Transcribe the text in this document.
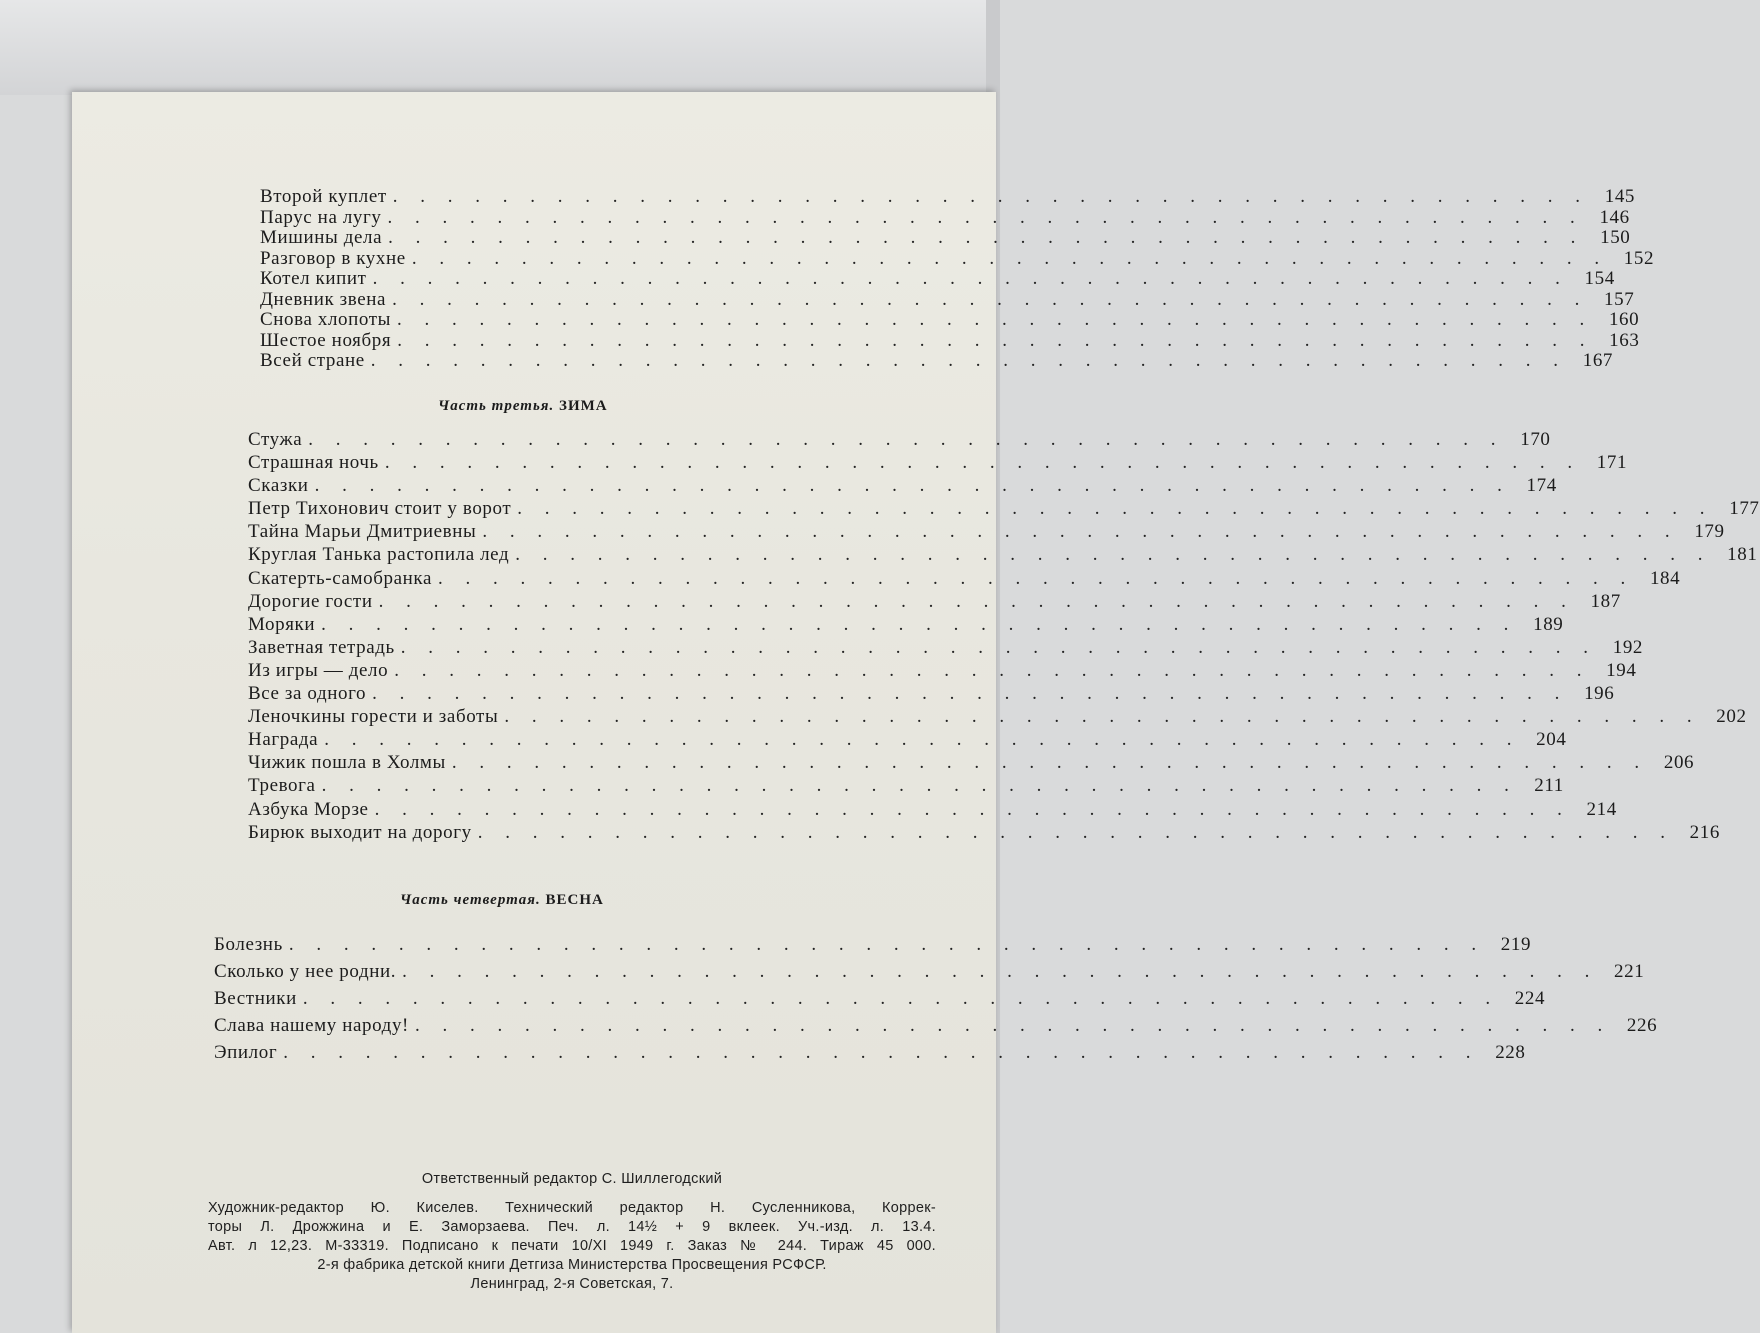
Второй куплет . . . . . . . . . . . . . . . . . . . . . . . . . . . . . . . . . . . . . . . . . . . . 145
Парус на лугу . . . . . . . . . . . . . . . . . . . . . . . . . . . . . . . . . . . . . . . . . . . . 146
Мишины дела . . . . . . . . . . . . . . . . . . . . . . . . . . . . . . . . . . . . . . . . . . . . 150
Разговор в кухне . . . . . . . . . . . . . . . . . . . . . . . . . . . . . . . . . . . . . . . . . . . . 152
Котел кипит . . . . . . . . . . . . . . . . . . . . . . . . . . . . . . . . . . . . . . . . . . . . 154
Дневник звена . . . . . . . . . . . . . . . . . . . . . . . . . . . . . . . . . . . . . . . . . . . . 157
Снова хлопоты . . . . . . . . . . . . . . . . . . . . . . . . . . . . . . . . . . . . . . . . . . . . 160
Шестое ноября . . . . . . . . . . . . . . . . . . . . . . . . . . . . . . . . . . . . . . . . . . . . 163
Всей стране . . . . . . . . . . . . . . . . . . . . . . . . . . . . . . . . . . . . . . . . . . . . 167
Часть третья. ЗИМА
Стужа . . . . . . . . . . . . . . . . . . . . . . . . . . . . . . . . . . . . . . . . . . . . 170
Страшная ночь . . . . . . . . . . . . . . . . . . . . . . . . . . . . . . . . . . . . . . . . . . . . 171
Сказки . . . . . . . . . . . . . . . . . . . . . . . . . . . . . . . . . . . . . . . . . . . . 174
Петр Тихонович стоит у ворот . . . . . . . . . . . . . . . . . . . . . . . . . . . . . . . . . . . . . . . . . . . . 177
Тайна Марьи Дмитриевны . . . . . . . . . . . . . . . . . . . . . . . . . . . . . . . . . . . . . . . . . . . . 179
Круглая Танька растопила лед . . . . . . . . . . . . . . . . . . . . . . . . . . . . . . . . . . . . . . . . . . . . 181
Скатерть-самобранка . . . . . . . . . . . . . . . . . . . . . . . . . . . . . . . . . . . . . . . . . . . . 184
Дорогие гости . . . . . . . . . . . . . . . . . . . . . . . . . . . . . . . . . . . . . . . . . . . . 187
Моряки . . . . . . . . . . . . . . . . . . . . . . . . . . . . . . . . . . . . . . . . . . . . 189
Заветная тетрадь . . . . . . . . . . . . . . . . . . . . . . . . . . . . . . . . . . . . . . . . . . . . 192
Из игры — дело . . . . . . . . . . . . . . . . . . . . . . . . . . . . . . . . . . . . . . . . . . . . 194
Все за одного . . . . . . . . . . . . . . . . . . . . . . . . . . . . . . . . . . . . . . . . . . . . 196
Леночкины горести и заботы . . . . . . . . . . . . . . . . . . . . . . . . . . . . . . . . . . . . . . . . . . . . 202
Награда . . . . . . . . . . . . . . . . . . . . . . . . . . . . . . . . . . . . . . . . . . . . 204
Чижик пошла в Холмы . . . . . . . . . . . . . . . . . . . . . . . . . . . . . . . . . . . . . . . . . . . . 206
Тревога . . . . . . . . . . . . . . . . . . . . . . . . . . . . . . . . . . . . . . . . . . . . 211
Азбука Морзе . . . . . . . . . . . . . . . . . . . . . . . . . . . . . . . . . . . . . . . . . . . . 214
Бирюк выходит на дорогу . . . . . . . . . . . . . . . . . . . . . . . . . . . . . . . . . . . . . . . . . . . . 216
Часть четвертая. ВЕСНА
Болезнь . . . . . . . . . . . . . . . . . . . . . . . . . . . . . . . . . . . . . . . . . . . . 219
Сколько у нее родни. . . . . . . . . . . . . . . . . . . . . . . . . . . . . . . . . . . . . . . . . . . . . 221
Вестники . . . . . . . . . . . . . . . . . . . . . . . . . . . . . . . . . . . . . . . . . . . . 224
Слава нашему народу! . . . . . . . . . . . . . . . . . . . . . . . . . . . . . . . . . . . . . . . . . . . . 226
Эпилог . . . . . . . . . . . . . . . . . . . . . . . . . . . . . . . . . . . . . . . . . . . . 228
Ответственный редактор С. Шиллегодский
Художник-редактор Ю. Киселев. Технический редактор Н. Сусленникова, Коррек-
торы Л. Дрожжина и Е. Заморзаева. Печ. л. 14½ + 9 вклеек. Уч.-изд. л. 13.4.
Авт. л 12,23. М-33319. Подписано к печати 10/XI 1949 г. Заказ № 244. Тираж 45 000.
2-я фабрика детской книги Детгиза Министерства Просвещения РСФСР.
Ленинград, 2-я Советская, 7.
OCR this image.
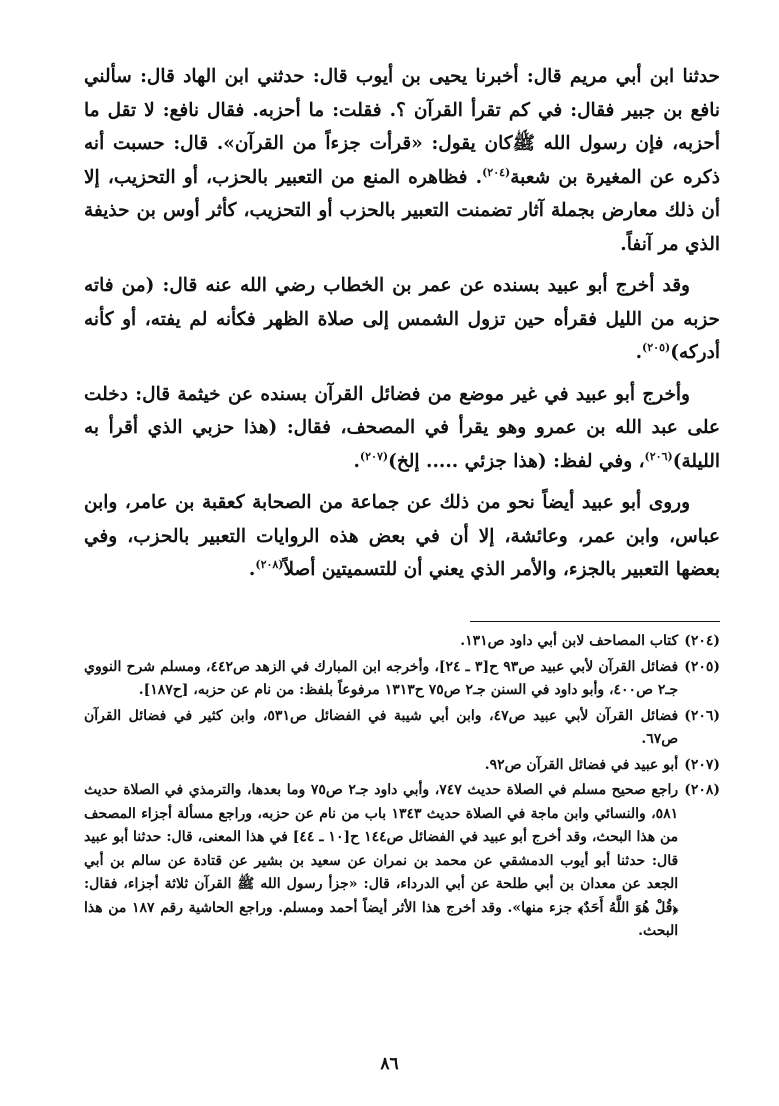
حدثنا ابن أبي مريم قال: أخبرنا يحيى بن أيوب قال: حدثني ابن الهاد قال: سألني نافع بن جبير فقال: في كم تقرأ القرآن ؟. فقلت: ما أحزبه. فقال نافع: لا تقل ما أحزبه، فإن رسول الله ﷺكان يقول: «قرأت جزءاً من القرآن». قال: حسبت أنه ذكره عن المغيرة بن شعبة$^{(٢٠٤)}$. فظاهره المنع من التعبير بالحزب، أو التحزيب، إلا أن ذلك معارض بجملة آثار تضمنت التعبير بالحزب أو التحزيب، كأثر أوس بن حذيفة الذي مر آنفاً.

وقد أخرج أبو عبيد بسنده عن عمر بن الخطاب رضي الله عنه قال: (من فاته حزبه من الليل فقرأه حين تزول الشمس إلى صلاة الظهر فكأنه لم يفته، أو كأنه أدركه)$^{(٢٠٥)}$.

وأخرج أبو عبيد في غير موضع من فضائل القرآن بسنده عن خيثمة قال: دخلت على عبد الله بن عمرو وهو يقرأ في المصحف، فقال: (هذا حزبي الذي أقرأ به الليلة)$^{(٢٠٦)}$، وفي لفظ: (هذا جزئي ..... إلخ)$^{(٢٠٧)}$.

وروى أبو عبيد أيضاً نحو من ذلك عن جماعة من الصحابة كعقبة بن عامر، وابن عباس، وابن عمر، وعائشة، إلا أن في بعض هذه الروايات التعبير بالحزب، وفي بعضها التعبير بالجزء، والأمر الذي يعني أن للتسميتين أصلاً$^{(٢٠٨)}$.

(٢٠٤)
كتاب المصاحف لابن أبي داود ص١٣١.
(٢٠٥)
فضائل القرآن لأبي عبيد ص٩٣ ح[٣ ـ ٢٤]، وأخرجه ابن المبارك في الزهد ص٤٤٢، ومسلم شرح النووي جـ٢ ص٤٠٠، وأبو داود في السنن جـ٢ ص٧٥ ح١٣١٣ مرفوعاً بلفظ: من نام عن حزبه، [ح١٨٧].
(٢٠٦)
فضائل القرآن لأبي عبيد ص٤٧، وابن أبي شيبة في الفضائل ص٥٣١، وابن كثير في فضائل القرآن ص٦٧.
(٢٠٧)
أبو عبيد في فضائل القرآن ص٩٢.
(٢٠٨)
راجع صحيح مسلم في الصلاة حديث ٧٤٧، وأبي داود جـ٢ ص٧٥ وما بعدها، والترمذي في الصلاة حديث ٥٨١، والنسائي وابن ماجة في الصلاة حديث ١٣٤٣ باب من نام عن حزبه، وراجع مسألة أجزاء المصحف من هذا البحث، وقد أخرج أبو عبيد في الفضائل ص١٤٤ ح[١٠ ـ ٤٤] في هذا المعنى، قال: حدثنا أبو عبيد قال: حدثنا أبو أيوب الدمشقي عن محمد بن نمران عن سعيد بن بشير عن قتادة عن سالم بن أبي الجعد عن معدان بن أبي طلحة عن أبي الدرداء، قال: «جزأ رسول الله ﷺ القرآن ثلاثة أجزاء، فقال: ﴿قُلْ هُوَ اللَّهُ أَحَدٌ﴾ جزء منها». وقد أخرج هذا الأثر أيضاً أحمد ومسلم. وراجع الحاشية رقم ١٨٧ من هذا البحث.
٨٦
§
Every line of the material is to be quoted exactly, with no pictures carried over.

**WRITTEN REPLY:**
Transcribe the text in this document.
Второй куплет . . . . . . . . . . . . . . . . . . . . . . . . . . . . . . . . . . . . . . . . . . . . 145
Парус на лугу . . . . . . . . . . . . . . . . . . . . . . . . . . . . . . . . . . . . . . . . . . . . 146
Мишины дела . . . . . . . . . . . . . . . . . . . . . . . . . . . . . . . . . . . . . . . . . . . . 150
Разговор в кухне . . . . . . . . . . . . . . . . . . . . . . . . . . . . . . . . . . . . . . . . . . . . 152
Котел кипит . . . . . . . . . . . . . . . . . . . . . . . . . . . . . . . . . . . . . . . . . . . . 154
Дневник звена . . . . . . . . . . . . . . . . . . . . . . . . . . . . . . . . . . . . . . . . . . . . 157
Снова хлопоты . . . . . . . . . . . . . . . . . . . . . . . . . . . . . . . . . . . . . . . . . . . . 160
Шестое ноября . . . . . . . . . . . . . . . . . . . . . . . . . . . . . . . . . . . . . . . . . . . . 163
Всей стране . . . . . . . . . . . . . . . . . . . . . . . . . . . . . . . . . . . . . . . . . . . . 167
Часть третья. ЗИМА
Стужа . . . . . . . . . . . . . . . . . . . . . . . . . . . . . . . . . . . . . . . . . . . . 170
Страшная ночь . . . . . . . . . . . . . . . . . . . . . . . . . . . . . . . . . . . . . . . . . . . . 171
Сказки . . . . . . . . . . . . . . . . . . . . . . . . . . . . . . . . . . . . . . . . . . . . 174
Петр Тихонович стоит у ворот . . . . . . . . . . . . . . . . . . . . . . . . . . . . . . . . . . . . . . . . . . . . 177
Тайна Марьи Дмитриевны . . . . . . . . . . . . . . . . . . . . . . . . . . . . . . . . . . . . . . . . . . . . 179
Круглая Танька растопила лед . . . . . . . . . . . . . . . . . . . . . . . . . . . . . . . . . . . . . . . . . . . . 181
Скатерть-самобранка . . . . . . . . . . . . . . . . . . . . . . . . . . . . . . . . . . . . . . . . . . . . 184
Дорогие гости . . . . . . . . . . . . . . . . . . . . . . . . . . . . . . . . . . . . . . . . . . . . 187
Моряки . . . . . . . . . . . . . . . . . . . . . . . . . . . . . . . . . . . . . . . . . . . . 189
Заветная тетрадь . . . . . . . . . . . . . . . . . . . . . . . . . . . . . . . . . . . . . . . . . . . . 192
Из игры — дело . . . . . . . . . . . . . . . . . . . . . . . . . . . . . . . . . . . . . . . . . . . . 194
Все за одного . . . . . . . . . . . . . . . . . . . . . . . . . . . . . . . . . . . . . . . . . . . . 196
Леночкины горести и заботы . . . . . . . . . . . . . . . . . . . . . . . . . . . . . . . . . . . . . . . . . . . . 202
Награда . . . . . . . . . . . . . . . . . . . . . . . . . . . . . . . . . . . . . . . . . . . . 204
Чижик пошла в Холмы . . . . . . . . . . . . . . . . . . . . . . . . . . . . . . . . . . . . . . . . . . . . 206
Тревога . . . . . . . . . . . . . . . . . . . . . . . . . . . . . . . . . . . . . . . . . . . . 211
Азбука Морзе . . . . . . . . . . . . . . . . . . . . . . . . . . . . . . . . . . . . . . . . . . . . 214
Бирюк выходит на дорогу . . . . . . . . . . . . . . . . . . . . . . . . . . . . . . . . . . . . . . . . . . . . 216
Часть четвертая. ВЕСНА
Болезнь . . . . . . . . . . . . . . . . . . . . . . . . . . . . . . . . . . . . . . . . . . . . 219
Сколько у нее родни. . . . . . . . . . . . . . . . . . . . . . . . . . . . . . . . . . . . . . . . . . . . . 221
Вестники . . . . . . . . . . . . . . . . . . . . . . . . . . . . . . . . . . . . . . . . . . . . 224
Слава нашему народу! . . . . . . . . . . . . . . . . . . . . . . . . . . . . . . . . . . . . . . . . . . . . 226
Эпилог . . . . . . . . . . . . . . . . . . . . . . . . . . . . . . . . . . . . . . . . . . . . 228
Ответственный редактор С. Шиллегодский
Художник-редактор Ю. Киселев. Технический редактор Н. Сусленникова, Коррек-
торы Л. Дрожжина и Е. Заморзаева. Печ. л. 14½ + 9 вклеек. Уч.-изд. л. 13.4.
Авт. л 12,23. М-33319. Подписано к печати 10/XI 1949 г. Заказ № 244. Тираж 45 000.
2-я фабрика детской книги Детгиза Министерства Просвещения РСФСР.
Ленинград, 2-я Советская, 7.
OCR this image.
حدثنا ابن أبي مريم قال: أخبرنا يحيى بن أيوب قال: حدثني ابن الهاد قال: سألني نافع بن جبير فقال: في كم تقرأ القرآن ؟. فقلت: ما أحزبه. فقال نافع: لا تقل ما أحزبه، فإن رسول الله ﷺكان يقول: «قرأت جزءاً من القرآن». قال: حسبت أنه ذكره عن المغيرة بن شعبة$^{(٢٠٤)}$. فظاهره المنع من التعبير بالحزب، أو التحزيب، إلا أن ذلك معارض بجملة آثار تضمنت التعبير بالحزب أو التحزيب، كأثر أوس بن حذيفة الذي مر آنفاً.

وقد أخرج أبو عبيد بسنده عن عمر بن الخطاب رضي الله عنه قال: (من فاته حزبه من الليل فقرأه حين تزول الشمس إلى صلاة الظهر فكأنه لم يفته، أو كأنه أدركه)$^{(٢٠٥)}$.

وأخرج أبو عبيد في غير موضع من فضائل القرآن بسنده عن خيثمة قال: دخلت على عبد الله بن عمرو وهو يقرأ في المصحف، فقال: (هذا حزبي الذي أقرأ به الليلة)$^{(٢٠٦)}$، وفي لفظ: (هذا جزئي ..... إلخ)$^{(٢٠٧)}$.

وروى أبو عبيد أيضاً نحو من ذلك عن جماعة من الصحابة كعقبة بن عامر، وابن عباس، وابن عمر، وعائشة، إلا أن في بعض هذه الروايات التعبير بالحزب، وفي بعضها التعبير بالجزء، والأمر الذي يعني أن للتسميتين أصلاً$^{(٢٠٨)}$.

(٢٠٤)
كتاب المصاحف لابن أبي داود ص١٣١.
(٢٠٥)
فضائل القرآن لأبي عبيد ص٩٣ ح[٣ ـ ٢٤]، وأخرجه ابن المبارك في الزهد ص٤٤٢، ومسلم شرح النووي جـ٢ ص٤٠٠، وأبو داود في السنن جـ٢ ص٧٥ ح١٣١٣ مرفوعاً بلفظ: من نام عن حزبه، [ح١٨٧].
(٢٠٦)
فضائل القرآن لأبي عبيد ص٤٧، وابن أبي شيبة في الفضائل ص٥٣١، وابن كثير في فضائل القرآن ص٦٧.
(٢٠٧)
أبو عبيد في فضائل القرآن ص٩٢.
(٢٠٨)
راجع صحيح مسلم في الصلاة حديث ٧٤٧، وأبي داود جـ٢ ص٧٥ وما بعدها، والترمذي في الصلاة حديث ٥٨١، والنسائي وابن ماجة في الصلاة حديث ١٣٤٣ باب من نام عن حزبه، وراجع مسألة أجزاء المصحف من هذا البحث، وقد أخرج أبو عبيد في الفضائل ص١٤٤ ح[١٠ ـ ٤٤] في هذا المعنى، قال: حدثنا أبو عبيد قال: حدثنا أبو أيوب الدمشقي عن محمد بن نمران عن سعيد بن بشير عن قتادة عن سالم بن أبي الجعد عن معدان بن أبي طلحة عن أبي الدرداء، قال: «جزأ رسول الله ﷺ القرآن ثلاثة أجزاء، فقال: ﴿قُلْ هُوَ اللَّهُ أَحَدٌ﴾ جزء منها». وقد أخرج هذا الأثر أيضاً أحمد ومسلم. وراجع الحاشية رقم ١٨٧ من هذا البحث.
٨٦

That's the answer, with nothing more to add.